Task to carry out =>
Write the material out again in full, word for word. Do not include the pictures.

Saved entries =>

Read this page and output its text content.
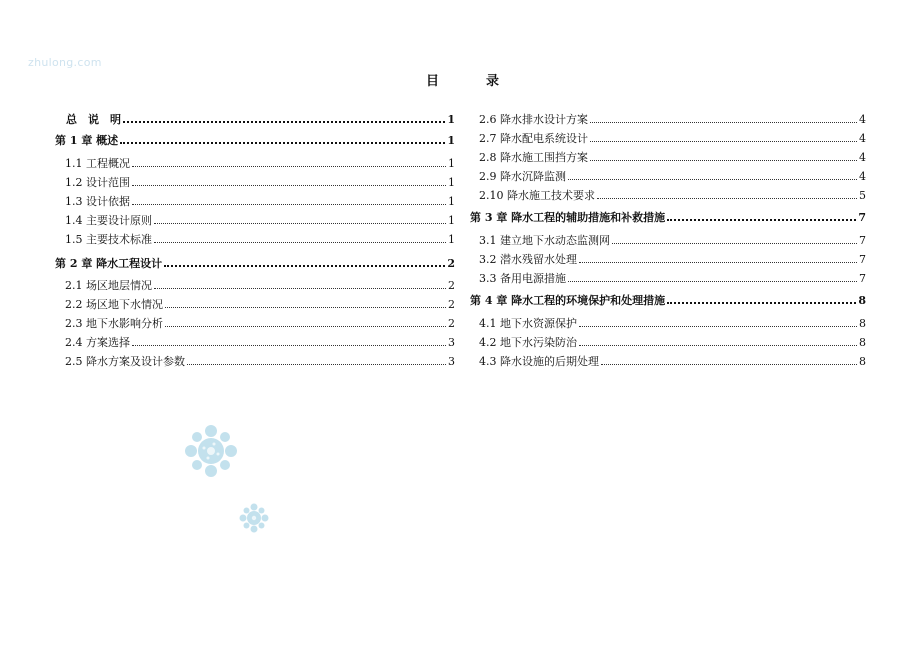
zhulong.com
目	录
总　说　明	1
第 1 章 概述	1
1.1 工程概况	1
1.2 设计范围	1
1.3 设计依据	1
1.4 主要设计原则	1
1.5 主要技术标准	1
第 2 章 降水工程设计	2
2.1 场区地层情况	2
2.2 场区地下水情况	2
2.3 地下水影响分析	2
2.4 方案选择	3
2.5 降水方案及设计参数	3
2.6 降水排水设计方案	4
2.7 降水配电系统设计	4
2.8 降水施工围挡方案	4
2.9 降水沉降监测	4
2.10 降水施工技术要求	5
第 3 章 降水工程的辅助措施和补救措施	7
3.1 建立地下水动态监测网	7
3.2 潜水残留水处理	7
3.3 备用电源措施	7
第 4 章 降水工程的环境保护和处理措施	8
4.1 地下水资源保护	8
4.2 地下水污染防治	8
4.3 降水设施的后期处理	8
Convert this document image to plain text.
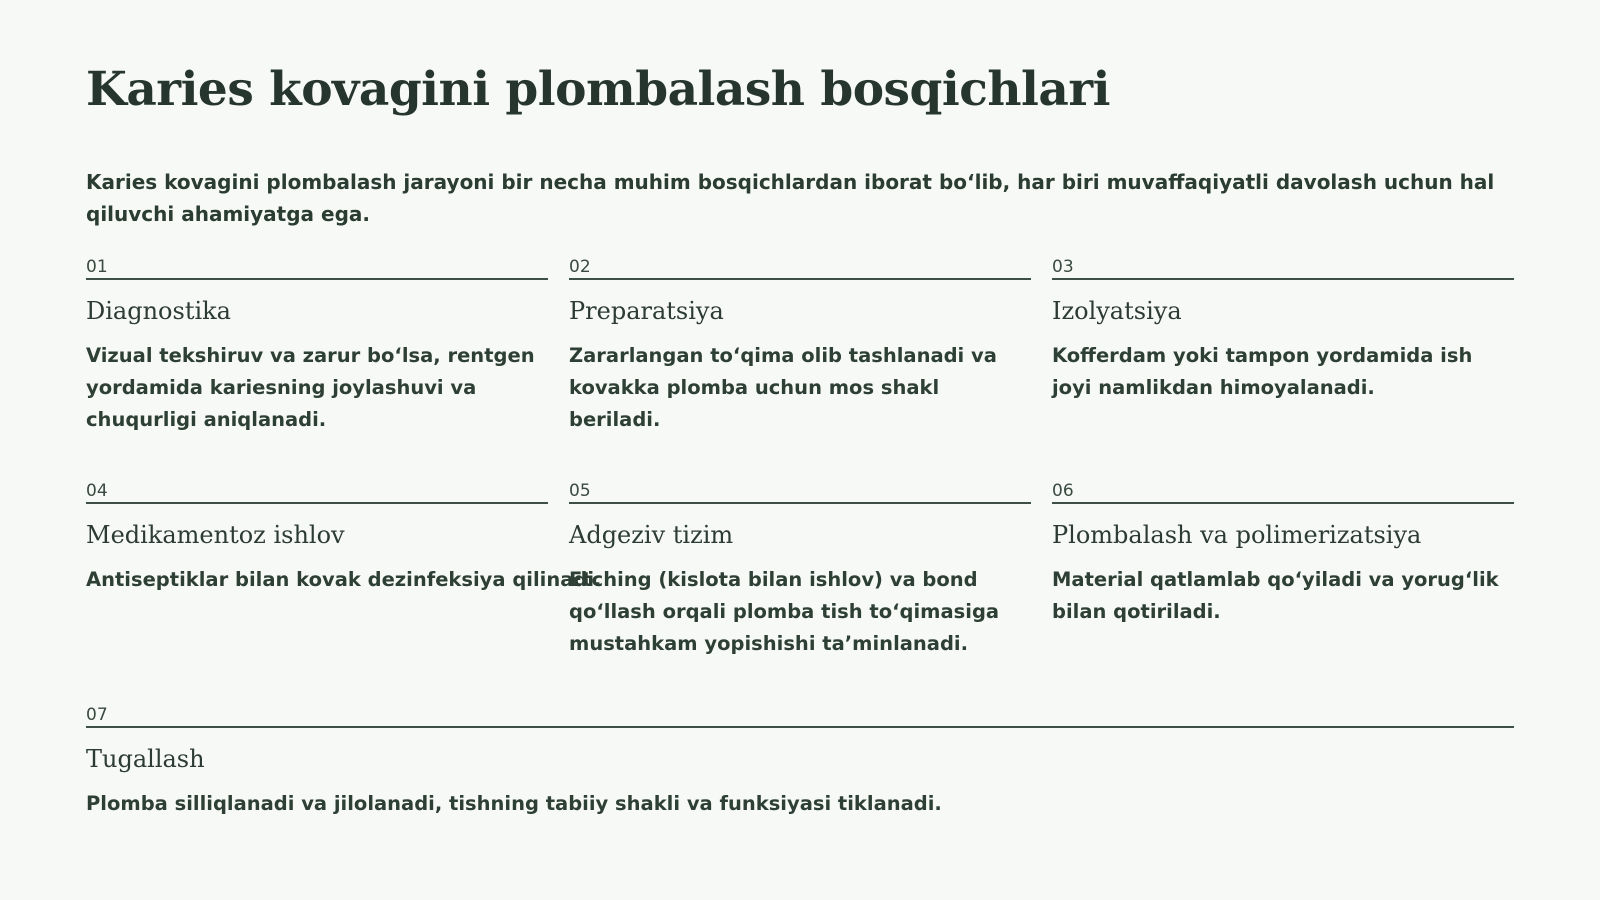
Karies kovagini plombalash bosqichlari

Karies kovagini plombalash jarayoni bir necha muhim bosqichlardan iborat bo‘lib, har biri muvaffaqiyatli davolash uchun hal qiluvchi ahamiyatga ega.

01
Diagnostika

Vizual tekshiruv va zarur bo‘lsa, rentgen yordamida kariesning joylashuvi va chuqurligi aniqlanadi.

02
Preparatsiya

Zararlangan to‘qima olib tashlanadi va kovakka plomba uchun mos shakl beriladi.

03
Izolyatsiya

Kofferdam yoki tampon yordamida ish joyi namlikdan himoyalanadi.

04
Medikamentoz ishlov

Antiseptiklar bilan kovak dezinfeksiya qilinadi.

05
Adgeziv tizim

Etching (kislota bilan ishlov) va bond qo‘llash orqali plomba tish to‘qimasiga mustahkam yopishishi ta’minlanadi.

06
Plombalash va polimerizatsiya

Material qatlamlab qo‘yiladi va yorug‘lik bilan qotiriladi.

07
Tugallash

Plomba silliqlanadi va jilolanadi, tishning tabiiy shakli va funksiyasi tiklanadi.
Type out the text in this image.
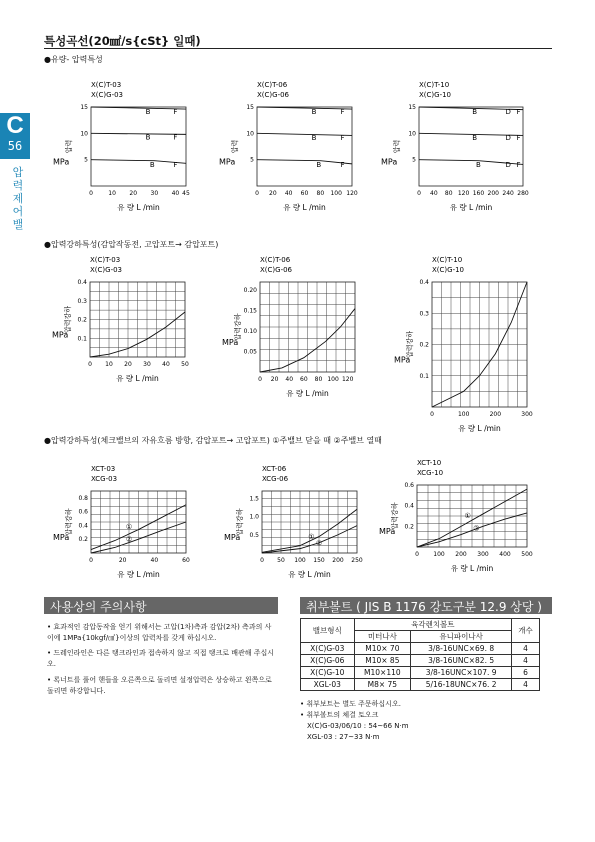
특성곡선(20㎟/s{cSt} 일때)
C
56
압
력
제
어
밸
●유량- 압력특성
●압력강하특성(감압작동전, 고압포트→ 감압포트)
●압력강하특성(체크밸브의 자유흐름 방향, 감압포트→ 고압포트) ①주밸브 닫을 때 ②주밸브 열때
X(C)T-03
X(C)G-03
0	10 20 30 40 45
5
10
15
유 량 L /min
압력
MPa
B	F
B	F
B	F
X(C)T-06
X(C)G-06
0 20 40 60 80 100 120
5
10
15
유 량 L /min
압력
MPa
B	F
B	F
B	F
X(C)T-10
X(C)G-10
0 40 80 120 160 200 240 280
5
10
15
유 량 L /min
압력
MPa
B	D F
B	D F
B	D F
X(C)T-03
X(C)G-03
0 10 20 30 40 50
0.1
0.2
0.3
0.4
유 량 L /min
압력강하
MPa
X(C)T-06
X(C)G-06
0 20 40 60 80 100 120
0.05
0.10
0.15
0.20
유 량 L /min
압력강하
MPa
X(C)T-10
X(C)G-10
0	100	200	300
0.1
0.2
0.3
0.4
유 량 L /min
압력강하
MPa
XCT-03
XCG-03
0	20	40	60
0.2
0.4
0.6
0.8
유 량 L /min
압력강하
MPa
①
②
XCT-06
XCG-06
0 50 100 150 200 250
0.5
1.0
1.5
유 량 L /min
압력강하
MPa	①
②
XCT-10
XCG-10
0 100 200 300 400 500
0.2
0.4
0.6
유 량 L /min
압력강하
MPa
①
②
사용상의 주의사항
• 효과적인 감압동작을 얻기 위해서는 고압(1차)측과 감압(2차) 측과의 사이에 1MPa{10kgf/㎠}이상의 압력차를 갖게 하십시오.
• 드레인라인은 다른 탱크라인과 접속하지 않고 직접 탱크로 배관해 주십시오.
• 록너트를 풀어 핸들을 오른쪽으로 돌리면 설정압력은 상승하고 왼쪽으로 돌리면 하강합니다.
취부볼트 ( JIS B 1176 강도구분 12.9 상당 )
밸브형식	육각렌치볼트		개수
	미터나사	유니파이나사	
X(C)G-03	M10× 70	3/8-16UNC×69. 8	4
X(C)G-06	M10× 85	3/8-16UNC×82. 5	4
X(C)G-10	M10×110	3/8-16UNC×107. 9	6
XGL-03	M8× 75	5/16-18UNC×76. 2	4
• 취부보트는 별도 주문하십시오.
• 취부볼트의 체결 토오크
X(C)G-03/06/10 : 54~66 N·m
XGL-03 : 27~33 N·m
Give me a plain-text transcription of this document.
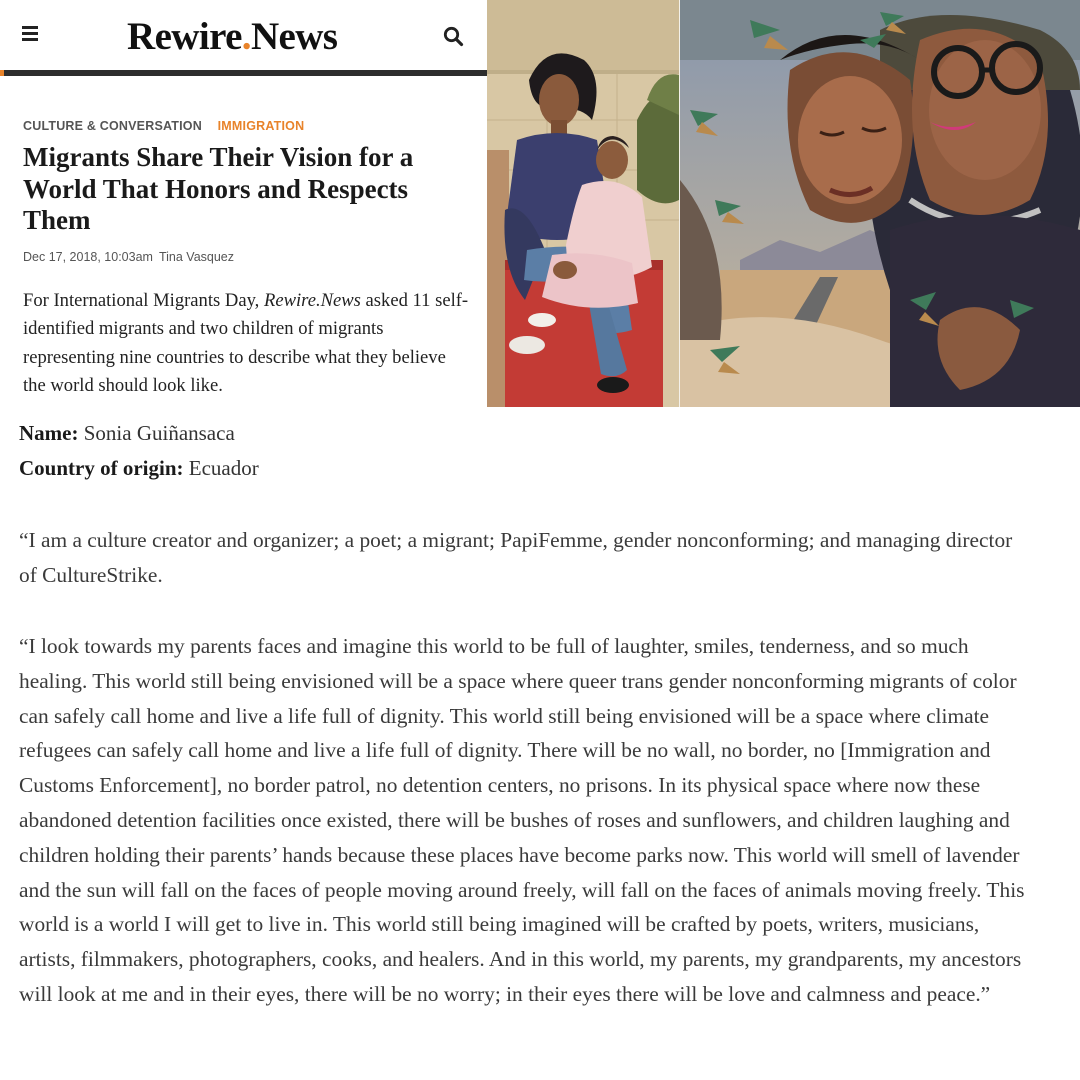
Rewire.News
CULTURE & CONVERSATION IMMIGRATION
Migrants Share Their Vision for a World That Honors and Respects Them
Dec 17, 2018, 10:03am Tina Vasquez

For International Migrants Day, Rewire.News asked 11 self-identified migrants and two children of migrants representing nine countries to describe what they believe the world should look like.

Name: Sonia Guiñansaca
Country of origin: Ecuador

“I am a culture creator and organizer; a poet; a migrant; PapiFemme, gender nonconforming; and managing director of CultureStrike.

“I look towards my parents faces and imagine this world to be full of laughter, smiles, tenderness, and so much healing. This world still being envisioned will be a space where queer trans gender nonconforming migrants of color can safely call home and live a life full of dignity. This world still being envisioned will be a space where climate refugees can safely call home and live a life full of dignity. There will be no wall, no border, no [Immigration and Customs Enforcement], no border patrol, no detention centers, no prisons. In its physical space where now these abandoned detention facilities once existed, there will be bushes of roses and sunflowers, and children laughing and children holding their parents’ hands because these places have become parks now. This world will smell of lavender and the sun will fall on the faces of people moving around freely, will fall on the faces of animals moving freely. This world is a world I will get to live in. This world still being imagined will be crafted by poets, writers, musicians, artists, filmmakers, photographers, cooks, and healers. And in this world, my parents, my grandparents, my ancestors will look at me and in their eyes, there will be no worry; in their eyes there will be love and calmness and peace.”
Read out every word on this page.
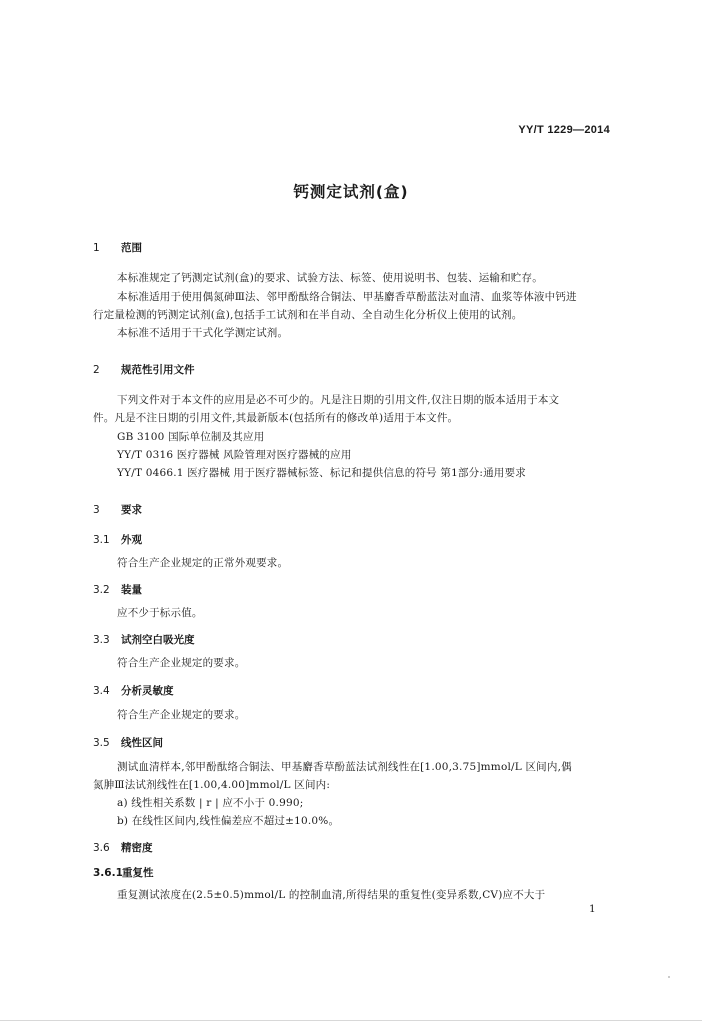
YY/T 1229—2014
钙测定试剂(盒)
1 范围
本标准规定了钙测定试剂(盒)的要求、试验方法、标签、使用说明书、包装、运输和贮存。
本标准适用于使用偶氮砷Ⅲ法、邻甲酚酞络合铜法、甲基麝香草酚蓝法对血清、血浆等体液中钙进
行定量检测的钙测定试剂(盒),包括手工试剂和在半自动、全自动生化分析仪上使用的试剂。
本标准不适用于干式化学测定试剂。
2 规范性引用文件
下列文件对于本文件的应用是必不可少的。凡是注日期的引用文件,仅注日期的版本适用于本文
件。凡是不注日期的引用文件,其最新版本(包括所有的修改单)适用于本文件。
GB 3100 国际单位制及其应用
YY/T 0316 医疗器械 风险管理对医疗器械的应用
YY/T 0466.1 医疗器械 用于医疗器械标签、标记和提供信息的符号 第1部分:通用要求
3 要求
3.1 外观
符合生产企业规定的正常外观要求。
3.2 装量
应不少于标示值。
3.3 试剂空白吸光度
符合生产企业规定的要求。
3.4 分析灵敏度
符合生产企业规定的要求。
3.5 线性区间
测试血清样本,邻甲酚酞络合铜法、甲基麝香草酚蓝法试剂线性在[1.00,3.75]mmol/L 区间内,偶
氮胂Ⅲ法试剂线性在[1.00,4.00]mmol/L 区间内:
a) 线性相关系数 | r | 应不小于 0.990;
b) 在线性区间内,线性偏差应不超过±10.0%。
3.6 精密度
3.6.1重复性
重复测试浓度在(2.5±0.5)mmol/L 的控制血清,所得结果的重复性(变异系数,CV)应不大于
1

Response for this exercise =>
Read this page and output its text content.
zhulong.com
目	录
总　说　明	1
第 1 章 概述	1
1.1 工程概况	1
1.2 设计范围	1
1.3 设计依据	1
1.4 主要设计原则	1
1.5 主要技术标准	1
第 2 章 降水工程设计	2
2.1 场区地层情况	2
2.2 场区地下水情况	2
2.3 地下水影响分析	2
2.4 方案选择	3
2.5 降水方案及设计参数	3
2.6 降水排水设计方案	4
2.7 降水配电系统设计	4
2.8 降水施工围挡方案	4
2.9 降水沉降监测	4
2.10 降水施工技术要求	5
第 3 章 降水工程的辅助措施和补救措施	7
3.1 建立地下水动态监测网	7
3.2 潜水残留水处理	7
3.3 备用电源措施	7
第 4 章 降水工程的环境保护和处理措施	8
4.1 地下水资源保护	8
4.2 地下水污染防治	8
4.3 降水设施的后期处理	8
Convert this document image to plain text.
Karies kovagini plombalash bosqichlari

Karies kovagini plombalash jarayoni bir necha muhim bosqichlardan iborat bo‘lib, har biri muvaffaqiyatli davolash uchun hal qiluvchi ahamiyatga ega.

01
Diagnostika

Vizual tekshiruv va zarur bo‘lsa, rentgen yordamida kariesning joylashuvi va chuqurligi aniqlanadi.

02
Preparatsiya

Zararlangan to‘qima olib tashlanadi va kovakka plomba uchun mos shakl beriladi.

03
Izolyatsiya

Kofferdam yoki tampon yordamida ish joyi namlikdan himoyalanadi.

04
Medikamentoz ishlov

Antiseptiklar bilan kovak dezinfeksiya qilinadi.

05
Adgeziv tizim

Etching (kislota bilan ishlov) va bond qo‘llash orqali plomba tish to‘qimasiga mustahkam yopishishi ta’minlanadi.

06
Plombalash va polimerizatsiya

Material qatlamlab qo‘yiladi va yorug‘lik bilan qotiriladi.

07
Tugallash

Plomba silliqlanadi va jilolanadi, tishning tabiiy shakli va funksiyasi tiklanadi.
Type out the text in this image.
특성곡선(20㎟/s{cSt} 일때)
C
56
압
력
제
어
밸
●유량- 압력특성
●압력강하특성(감압작동전, 고압포트→ 감압포트)
●압력강하특성(체크밸브의 자유흐름 방향, 감압포트→ 고압포트) ①주밸브 닫을 때 ②주밸브 열때
X(C)T-03
X(C)G-03
0	10 20 30 40 45
5
10
15
유 량 L /min
압력
MPa
B	F
B	F
B	F
X(C)T-06
X(C)G-06
0 20 40 60 80 100 120
5
10
15
유 량 L /min
압력
MPa
B	F
B	F
B	F
X(C)T-10
X(C)G-10
0 40 80 120 160 200 240 280
5
10
15
유 량 L /min
압력
MPa
B	D F
B	D F
B	D F
X(C)T-03
X(C)G-03
0 10 20 30 40 50
0.1
0.2
0.3
0.4
유 량 L /min
압력강하
MPa
X(C)T-06
X(C)G-06
0 20 40 60 80 100 120
0.05
0.10
0.15
0.20
유 량 L /min
압력강하
MPa
X(C)T-10
X(C)G-10
0	100	200	300
0.1
0.2
0.3
0.4
유 량 L /min
압력강하
MPa
XCT-03
XCG-03
0	20	40	60
0.2
0.4
0.6
0.8
유 량 L /min
압력강하
MPa
①
②
XCT-06
XCG-06
0 50 100 150 200 250
0.5
1.0
1.5
유 량 L /min
압력강하
MPa	①
②
XCT-10
XCG-10
0 100 200 300 400 500
0.2
0.4
0.6
유 량 L /min
압력강하
MPa
①
②
사용상의 주의사항
• 효과적인 감압동작을 얻기 위해서는 고압(1차)측과 감압(2차) 측과의 사이에 1MPa{10kgf/㎠}이상의 압력차를 갖게 하십시오.
• 드레인라인은 다른 탱크라인과 접속하지 않고 직접 탱크로 배관해 주십시오.
• 록너트를 풀어 핸들을 오른쪽으로 돌리면 설정압력은 상승하고 왼쪽으로 돌리면 하강합니다.
취부볼트 ( JIS B 1176 강도구분 12.9 상당 )
밸브형식	육각렌치볼트		개수
	미터나사	유니파이나사	
X(C)G-03	M10× 70	3/8-16UNC×69. 8	4
X(C)G-06	M10× 85	3/8-16UNC×82. 5	4
X(C)G-10	M10×110	3/8-16UNC×107. 9	6
XGL-03	M8× 75	5/16-18UNC×76. 2	4
• 취부보트는 별도 주문하십시오.
• 취부볼트의 체결 토오크
X(C)G-03/06/10 : 54~66 N·m
XGL-03 : 27~33 N·m
Give me a plain-text transcription of this document.
Rewire.News
CULTURE & CONVERSATION IMMIGRATION
Migrants Share Their Vision for a World That Honors and Respects Them
Dec 17, 2018, 10:03am Tina Vasquez

For International Migrants Day, Rewire.News asked 11 self-identified migrants and two children of migrants representing nine countries to describe what they believe the world should look like.

Name: Sonia Guiñansaca
Country of origin: Ecuador

“I am a culture creator and organizer; a poet; a migrant; PapiFemme, gender nonconforming; and managing director of CultureStrike.

“I look towards my parents faces and imagine this world to be full of laughter, smiles, tenderness, and so much healing. This world still being envisioned will be a space where queer trans gender nonconforming migrants of color can safely call home and live a life full of dignity. This world still being envisioned will be a space where climate refugees can safely call home and live a life full of dignity. There will be no wall, no border, no [Immigration and Customs Enforcement], no border patrol, no detention centers, no prisons. In its physical space where now these abandoned detention facilities once existed, there will be bushes of roses and sunflowers, and children laughing and children holding their parents’ hands because these places have become parks now. This world will smell of lavender and the sun will fall on the faces of people moving around freely, will fall on the faces of animals moving freely. This world is a world I will get to live in. This world still being imagined will be crafted by poets, writers, musicians, artists, filmmakers, photographers, cooks, and healers. And in this world, my parents, my grandparents, my ancestors will look at me and in their eyes, there will be no worry; in their eyes there will be love and calmness and peace.”
Read out every word on this page.
YY/T 1229—2014
钙测定试剂(盒)
1 范围
本标准规定了钙测定试剂(盒)的要求、试验方法、标签、使用说明书、包装、运输和贮存。
本标准适用于使用偶氮砷Ⅲ法、邻甲酚酞络合铜法、甲基麝香草酚蓝法对血清、血浆等体液中钙进
行定量检测的钙测定试剂(盒),包括手工试剂和在半自动、全自动生化分析仪上使用的试剂。
本标准不适用于干式化学测定试剂。
2 规范性引用文件
下列文件对于本文件的应用是必不可少的。凡是注日期的引用文件,仅注日期的版本适用于本文
件。凡是不注日期的引用文件,其最新版本(包括所有的修改单)适用于本文件。
GB 3100 国际单位制及其应用
YY/T 0316 医疗器械 风险管理对医疗器械的应用
YY/T 0466.1 医疗器械 用于医疗器械标签、标记和提供信息的符号 第1部分:通用要求
3 要求
3.1 外观
符合生产企业规定的正常外观要求。
3.2 装量
应不少于标示值。
3.3 试剂空白吸光度
符合生产企业规定的要求。
3.4 分析灵敏度
符合生产企业规定的要求。
3.5 线性区间
测试血清样本,邻甲酚酞络合铜法、甲基麝香草酚蓝法试剂线性在[1.00,3.75]mmol/L 区间内,偶
氮胂Ⅲ法试剂线性在[1.00,4.00]mmol/L 区间内:
a) 线性相关系数 | r | 应不小于 0.990;
b) 在线性区间内,线性偏差应不超过±10.0%。
3.6 精密度
3.6.1重复性
重复测试浓度在(2.5±0.5)mmol/L 的控制血清,所得结果的重复性(变异系数,CV)应不大于
1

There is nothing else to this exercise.